>> BEGIN Given information

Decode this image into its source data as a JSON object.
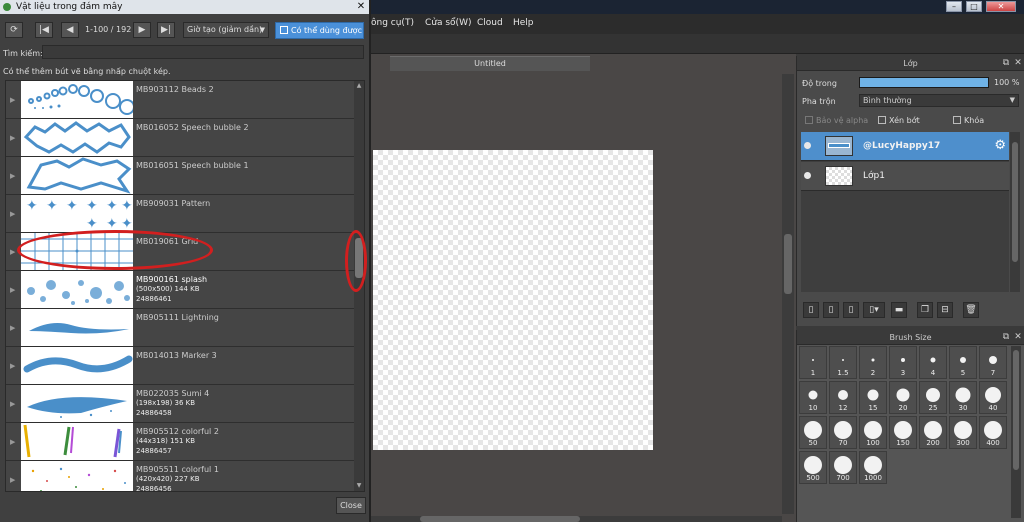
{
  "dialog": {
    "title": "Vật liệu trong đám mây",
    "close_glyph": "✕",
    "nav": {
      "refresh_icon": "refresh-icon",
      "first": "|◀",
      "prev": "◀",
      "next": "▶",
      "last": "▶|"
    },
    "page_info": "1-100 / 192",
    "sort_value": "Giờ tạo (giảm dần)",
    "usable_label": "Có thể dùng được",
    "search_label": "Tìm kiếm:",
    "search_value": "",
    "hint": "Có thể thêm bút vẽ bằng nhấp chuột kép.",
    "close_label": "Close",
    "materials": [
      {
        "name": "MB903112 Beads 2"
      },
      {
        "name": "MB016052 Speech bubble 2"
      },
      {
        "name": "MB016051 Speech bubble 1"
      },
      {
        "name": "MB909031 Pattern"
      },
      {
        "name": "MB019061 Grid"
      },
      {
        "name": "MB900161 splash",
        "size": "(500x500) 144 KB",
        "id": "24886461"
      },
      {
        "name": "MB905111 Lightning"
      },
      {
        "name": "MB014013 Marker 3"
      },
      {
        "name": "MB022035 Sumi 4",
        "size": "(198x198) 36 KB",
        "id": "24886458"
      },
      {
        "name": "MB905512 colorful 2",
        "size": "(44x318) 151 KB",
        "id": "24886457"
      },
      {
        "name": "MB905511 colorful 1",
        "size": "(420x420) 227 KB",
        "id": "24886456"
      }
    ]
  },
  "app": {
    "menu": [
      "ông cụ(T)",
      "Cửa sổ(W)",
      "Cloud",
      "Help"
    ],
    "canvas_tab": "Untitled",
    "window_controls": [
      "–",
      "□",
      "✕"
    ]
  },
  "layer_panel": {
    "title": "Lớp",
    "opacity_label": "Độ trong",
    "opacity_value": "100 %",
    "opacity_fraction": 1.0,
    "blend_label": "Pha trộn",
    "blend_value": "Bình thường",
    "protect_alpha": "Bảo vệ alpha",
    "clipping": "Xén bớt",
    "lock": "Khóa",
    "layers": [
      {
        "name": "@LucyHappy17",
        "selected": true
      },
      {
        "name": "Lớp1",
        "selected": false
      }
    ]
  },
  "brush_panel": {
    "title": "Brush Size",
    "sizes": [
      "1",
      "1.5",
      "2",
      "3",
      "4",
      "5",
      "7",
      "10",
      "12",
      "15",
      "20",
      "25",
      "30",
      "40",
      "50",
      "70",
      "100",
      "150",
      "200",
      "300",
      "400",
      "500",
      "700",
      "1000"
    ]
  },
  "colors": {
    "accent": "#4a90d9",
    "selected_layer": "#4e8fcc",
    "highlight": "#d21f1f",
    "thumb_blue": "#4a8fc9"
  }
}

>> END Given information
>> BEGIN Given information

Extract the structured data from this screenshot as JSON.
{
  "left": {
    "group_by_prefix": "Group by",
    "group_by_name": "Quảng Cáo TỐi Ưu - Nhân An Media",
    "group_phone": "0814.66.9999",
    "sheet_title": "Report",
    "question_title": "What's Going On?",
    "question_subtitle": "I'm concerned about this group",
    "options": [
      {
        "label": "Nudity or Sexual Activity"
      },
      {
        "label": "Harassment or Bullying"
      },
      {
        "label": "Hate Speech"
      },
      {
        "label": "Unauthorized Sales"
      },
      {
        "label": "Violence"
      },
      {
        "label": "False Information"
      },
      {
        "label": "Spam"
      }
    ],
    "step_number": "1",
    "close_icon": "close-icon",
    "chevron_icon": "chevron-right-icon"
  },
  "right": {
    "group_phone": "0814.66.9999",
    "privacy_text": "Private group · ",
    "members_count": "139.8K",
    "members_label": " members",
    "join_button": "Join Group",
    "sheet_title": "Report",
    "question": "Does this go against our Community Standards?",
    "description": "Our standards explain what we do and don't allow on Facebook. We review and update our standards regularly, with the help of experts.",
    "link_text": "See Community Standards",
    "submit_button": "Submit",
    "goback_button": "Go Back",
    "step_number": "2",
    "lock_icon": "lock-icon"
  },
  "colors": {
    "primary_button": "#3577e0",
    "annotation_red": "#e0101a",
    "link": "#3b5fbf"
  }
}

>> END Given information

Filter the records above and return every line that holds the word "JSON".

Decode this image into its source data as a JSON object.
Extract the structured data from this screenshot as JSON.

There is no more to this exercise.